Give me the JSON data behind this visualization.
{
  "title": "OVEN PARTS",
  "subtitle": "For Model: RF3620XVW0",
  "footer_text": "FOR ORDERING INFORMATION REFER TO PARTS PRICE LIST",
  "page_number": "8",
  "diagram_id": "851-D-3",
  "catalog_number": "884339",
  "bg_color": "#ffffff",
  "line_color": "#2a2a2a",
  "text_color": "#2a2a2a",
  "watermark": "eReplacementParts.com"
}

■ Task prompt ■
Copy the data above exactly. Every line must be included.

■ Completed task ■
Give me the JSON data behind this visualization.
{
  "title": "OVEN PARTS",
  "subtitle": "For Model: RF3620XVW0",
  "footer_text": "FOR ORDERING INFORMATION REFER TO PARTS PRICE LIST",
  "page_number": "8",
  "diagram_id": "851-D-3",
  "catalog_number": "884339",
  "bg_color": "#ffffff",
  "line_color": "#2a2a2a",
  "text_color": "#2a2a2a",
  "watermark": "eReplacementParts.com"
}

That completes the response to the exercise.